**Provided records:**
============

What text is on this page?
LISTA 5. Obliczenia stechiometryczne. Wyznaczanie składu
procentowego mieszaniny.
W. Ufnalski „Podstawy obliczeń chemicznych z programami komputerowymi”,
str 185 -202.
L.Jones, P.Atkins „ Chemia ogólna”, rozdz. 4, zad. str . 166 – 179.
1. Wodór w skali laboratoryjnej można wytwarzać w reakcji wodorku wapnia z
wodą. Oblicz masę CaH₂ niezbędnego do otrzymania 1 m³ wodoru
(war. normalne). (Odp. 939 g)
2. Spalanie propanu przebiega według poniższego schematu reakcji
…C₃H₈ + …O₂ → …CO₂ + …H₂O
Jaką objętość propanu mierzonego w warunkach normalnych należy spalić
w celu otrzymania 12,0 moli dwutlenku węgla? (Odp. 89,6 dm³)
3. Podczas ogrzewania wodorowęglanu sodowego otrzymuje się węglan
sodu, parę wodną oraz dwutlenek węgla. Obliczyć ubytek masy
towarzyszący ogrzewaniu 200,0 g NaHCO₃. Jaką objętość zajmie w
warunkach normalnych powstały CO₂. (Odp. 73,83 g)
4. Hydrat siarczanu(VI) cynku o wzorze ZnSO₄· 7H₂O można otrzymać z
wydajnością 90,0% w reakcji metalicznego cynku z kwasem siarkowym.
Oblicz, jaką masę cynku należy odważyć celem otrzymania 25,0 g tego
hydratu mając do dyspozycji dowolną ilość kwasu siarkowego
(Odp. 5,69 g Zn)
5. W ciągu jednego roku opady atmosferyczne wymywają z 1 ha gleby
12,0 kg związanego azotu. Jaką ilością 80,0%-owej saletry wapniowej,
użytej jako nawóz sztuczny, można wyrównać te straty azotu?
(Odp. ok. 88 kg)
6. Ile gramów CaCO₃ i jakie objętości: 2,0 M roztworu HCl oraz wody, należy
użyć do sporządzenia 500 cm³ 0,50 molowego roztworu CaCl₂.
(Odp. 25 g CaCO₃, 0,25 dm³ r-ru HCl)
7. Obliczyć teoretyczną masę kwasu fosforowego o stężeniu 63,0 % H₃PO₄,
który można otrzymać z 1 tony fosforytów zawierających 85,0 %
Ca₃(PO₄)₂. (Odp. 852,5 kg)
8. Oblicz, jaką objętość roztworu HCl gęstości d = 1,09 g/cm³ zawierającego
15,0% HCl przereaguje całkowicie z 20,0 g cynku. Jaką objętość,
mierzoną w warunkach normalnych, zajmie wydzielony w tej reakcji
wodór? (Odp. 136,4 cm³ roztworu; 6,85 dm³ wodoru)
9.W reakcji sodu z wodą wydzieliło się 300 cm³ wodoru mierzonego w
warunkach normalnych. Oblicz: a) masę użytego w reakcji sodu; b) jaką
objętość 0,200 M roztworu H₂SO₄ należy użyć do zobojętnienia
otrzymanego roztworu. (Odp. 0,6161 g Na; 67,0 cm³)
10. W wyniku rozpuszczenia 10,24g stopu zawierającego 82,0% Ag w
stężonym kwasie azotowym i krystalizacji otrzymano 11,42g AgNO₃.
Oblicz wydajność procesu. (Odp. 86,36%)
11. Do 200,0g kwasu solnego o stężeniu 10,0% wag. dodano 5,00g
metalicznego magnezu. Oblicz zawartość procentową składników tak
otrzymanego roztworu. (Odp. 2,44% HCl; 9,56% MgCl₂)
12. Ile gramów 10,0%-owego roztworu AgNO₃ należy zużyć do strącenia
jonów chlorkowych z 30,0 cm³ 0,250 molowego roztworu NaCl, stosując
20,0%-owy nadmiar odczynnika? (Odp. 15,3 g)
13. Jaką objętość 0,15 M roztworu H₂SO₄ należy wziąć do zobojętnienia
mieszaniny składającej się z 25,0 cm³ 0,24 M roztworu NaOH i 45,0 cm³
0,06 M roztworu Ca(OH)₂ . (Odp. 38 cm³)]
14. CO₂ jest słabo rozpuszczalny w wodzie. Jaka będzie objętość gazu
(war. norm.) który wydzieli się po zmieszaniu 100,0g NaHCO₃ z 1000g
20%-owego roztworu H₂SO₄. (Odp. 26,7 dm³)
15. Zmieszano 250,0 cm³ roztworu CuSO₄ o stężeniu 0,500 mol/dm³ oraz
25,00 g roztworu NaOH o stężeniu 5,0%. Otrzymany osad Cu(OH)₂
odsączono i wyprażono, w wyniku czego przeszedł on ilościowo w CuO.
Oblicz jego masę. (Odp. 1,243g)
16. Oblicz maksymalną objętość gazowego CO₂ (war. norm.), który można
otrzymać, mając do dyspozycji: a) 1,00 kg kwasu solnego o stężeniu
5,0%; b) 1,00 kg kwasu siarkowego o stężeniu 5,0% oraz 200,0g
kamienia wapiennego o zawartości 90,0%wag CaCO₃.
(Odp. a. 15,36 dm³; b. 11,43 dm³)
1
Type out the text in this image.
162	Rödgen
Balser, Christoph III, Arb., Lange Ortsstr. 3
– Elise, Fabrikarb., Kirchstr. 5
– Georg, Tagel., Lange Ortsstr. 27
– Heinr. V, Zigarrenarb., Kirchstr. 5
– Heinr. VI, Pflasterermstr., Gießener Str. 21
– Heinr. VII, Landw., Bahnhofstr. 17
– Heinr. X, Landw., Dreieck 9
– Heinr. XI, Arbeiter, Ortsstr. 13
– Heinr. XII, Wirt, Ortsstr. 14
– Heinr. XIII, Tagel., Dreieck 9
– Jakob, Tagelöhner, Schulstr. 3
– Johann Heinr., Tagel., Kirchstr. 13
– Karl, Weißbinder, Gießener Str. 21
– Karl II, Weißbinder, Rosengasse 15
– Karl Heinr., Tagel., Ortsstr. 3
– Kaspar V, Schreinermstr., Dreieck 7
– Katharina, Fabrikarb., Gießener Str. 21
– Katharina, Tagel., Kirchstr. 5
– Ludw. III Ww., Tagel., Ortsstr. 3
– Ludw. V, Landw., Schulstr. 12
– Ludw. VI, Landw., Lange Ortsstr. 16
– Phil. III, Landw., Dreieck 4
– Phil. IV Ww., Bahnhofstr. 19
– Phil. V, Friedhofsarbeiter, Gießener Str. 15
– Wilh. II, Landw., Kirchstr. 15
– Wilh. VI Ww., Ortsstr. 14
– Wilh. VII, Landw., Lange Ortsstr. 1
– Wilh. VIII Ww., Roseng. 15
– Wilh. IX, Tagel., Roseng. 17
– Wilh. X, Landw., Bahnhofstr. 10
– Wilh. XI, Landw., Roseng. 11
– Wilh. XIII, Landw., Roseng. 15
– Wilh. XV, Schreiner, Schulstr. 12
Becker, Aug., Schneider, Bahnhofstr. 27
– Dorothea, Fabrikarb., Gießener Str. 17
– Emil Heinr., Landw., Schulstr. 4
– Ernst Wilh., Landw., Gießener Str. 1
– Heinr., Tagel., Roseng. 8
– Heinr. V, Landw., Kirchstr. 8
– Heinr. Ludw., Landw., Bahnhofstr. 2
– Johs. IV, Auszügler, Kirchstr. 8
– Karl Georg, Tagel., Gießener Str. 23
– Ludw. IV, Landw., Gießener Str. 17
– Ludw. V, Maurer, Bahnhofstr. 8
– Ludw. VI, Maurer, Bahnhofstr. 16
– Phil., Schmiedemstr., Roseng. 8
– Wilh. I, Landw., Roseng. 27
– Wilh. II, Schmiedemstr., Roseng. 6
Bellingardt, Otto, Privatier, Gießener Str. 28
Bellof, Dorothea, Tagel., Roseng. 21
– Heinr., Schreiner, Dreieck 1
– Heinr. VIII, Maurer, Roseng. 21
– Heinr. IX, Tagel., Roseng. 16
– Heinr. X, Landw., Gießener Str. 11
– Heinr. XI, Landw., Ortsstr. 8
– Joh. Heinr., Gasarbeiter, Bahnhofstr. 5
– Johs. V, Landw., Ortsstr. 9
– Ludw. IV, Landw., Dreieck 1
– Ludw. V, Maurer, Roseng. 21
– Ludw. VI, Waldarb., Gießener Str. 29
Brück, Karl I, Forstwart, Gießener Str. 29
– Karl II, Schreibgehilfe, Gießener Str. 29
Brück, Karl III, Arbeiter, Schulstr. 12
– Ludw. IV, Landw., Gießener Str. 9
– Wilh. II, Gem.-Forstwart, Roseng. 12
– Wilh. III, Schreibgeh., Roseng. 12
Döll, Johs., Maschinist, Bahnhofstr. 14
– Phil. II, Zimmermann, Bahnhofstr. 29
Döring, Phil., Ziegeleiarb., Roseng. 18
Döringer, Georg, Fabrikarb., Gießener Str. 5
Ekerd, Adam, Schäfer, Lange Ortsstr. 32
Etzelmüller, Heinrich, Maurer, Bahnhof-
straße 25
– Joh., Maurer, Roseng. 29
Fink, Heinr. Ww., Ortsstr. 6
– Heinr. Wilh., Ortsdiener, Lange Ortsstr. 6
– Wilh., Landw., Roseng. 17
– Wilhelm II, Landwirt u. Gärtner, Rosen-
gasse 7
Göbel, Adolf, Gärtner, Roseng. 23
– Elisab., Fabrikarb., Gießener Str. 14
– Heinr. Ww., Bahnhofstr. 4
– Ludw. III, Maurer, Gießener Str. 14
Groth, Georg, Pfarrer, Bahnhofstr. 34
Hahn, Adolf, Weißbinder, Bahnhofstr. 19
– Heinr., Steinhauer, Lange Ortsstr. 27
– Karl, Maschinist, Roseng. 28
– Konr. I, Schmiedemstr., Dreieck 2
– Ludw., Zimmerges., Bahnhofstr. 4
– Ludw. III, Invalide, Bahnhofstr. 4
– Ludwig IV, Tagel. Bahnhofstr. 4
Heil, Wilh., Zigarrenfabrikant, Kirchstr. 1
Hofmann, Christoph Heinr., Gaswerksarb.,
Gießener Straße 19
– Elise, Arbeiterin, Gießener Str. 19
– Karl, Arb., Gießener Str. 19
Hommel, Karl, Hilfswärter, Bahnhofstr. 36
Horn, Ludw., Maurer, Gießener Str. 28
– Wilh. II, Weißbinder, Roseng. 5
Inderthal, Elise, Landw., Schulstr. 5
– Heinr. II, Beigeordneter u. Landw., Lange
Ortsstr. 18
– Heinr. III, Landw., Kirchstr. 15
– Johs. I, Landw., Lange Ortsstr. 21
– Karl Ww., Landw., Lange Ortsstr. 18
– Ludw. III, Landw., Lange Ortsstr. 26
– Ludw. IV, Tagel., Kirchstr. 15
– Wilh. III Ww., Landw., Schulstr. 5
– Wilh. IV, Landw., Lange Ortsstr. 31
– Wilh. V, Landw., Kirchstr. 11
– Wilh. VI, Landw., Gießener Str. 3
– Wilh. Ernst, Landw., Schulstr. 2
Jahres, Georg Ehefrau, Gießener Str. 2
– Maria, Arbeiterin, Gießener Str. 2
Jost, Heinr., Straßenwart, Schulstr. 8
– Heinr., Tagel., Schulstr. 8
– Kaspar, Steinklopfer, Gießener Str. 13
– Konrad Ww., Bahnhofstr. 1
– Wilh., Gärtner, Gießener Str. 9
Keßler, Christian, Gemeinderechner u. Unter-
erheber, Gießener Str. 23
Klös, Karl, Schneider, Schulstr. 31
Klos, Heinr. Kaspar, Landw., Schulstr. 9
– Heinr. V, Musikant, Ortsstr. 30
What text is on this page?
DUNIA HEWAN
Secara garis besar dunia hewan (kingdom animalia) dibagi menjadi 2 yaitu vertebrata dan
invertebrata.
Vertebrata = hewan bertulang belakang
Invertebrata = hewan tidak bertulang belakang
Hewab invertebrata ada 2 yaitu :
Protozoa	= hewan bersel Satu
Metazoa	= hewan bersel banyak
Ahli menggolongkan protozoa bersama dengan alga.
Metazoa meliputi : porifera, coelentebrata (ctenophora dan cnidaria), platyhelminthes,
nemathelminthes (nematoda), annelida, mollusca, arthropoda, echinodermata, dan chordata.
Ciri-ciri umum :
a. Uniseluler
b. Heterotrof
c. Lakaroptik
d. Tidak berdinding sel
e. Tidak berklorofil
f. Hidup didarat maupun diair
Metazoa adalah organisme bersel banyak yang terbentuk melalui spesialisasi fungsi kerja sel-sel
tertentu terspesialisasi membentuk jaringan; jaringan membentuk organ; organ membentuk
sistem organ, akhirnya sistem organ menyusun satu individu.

============

For each line in the data above that contains the string "reakcji", extract the line.

1. Wodór w skali laboratoryjnej można wytwarzać w reakcji wodorku wapnia z
2. Spalanie propanu przebiega według poniższego schematu reakcji
wydajnością 90,0% w reakcji metalicznego cynku z kwasem siarkowym.
mierzoną w warunkach normalnych, zajmie wydzielony w tej reakcji
9.W reakcji sodu z wodą wydzieliło się 300 cm³ wodoru mierzonego w
warunkach normalnych. Oblicz: a) masę użytego w reakcji sodu; b) jaką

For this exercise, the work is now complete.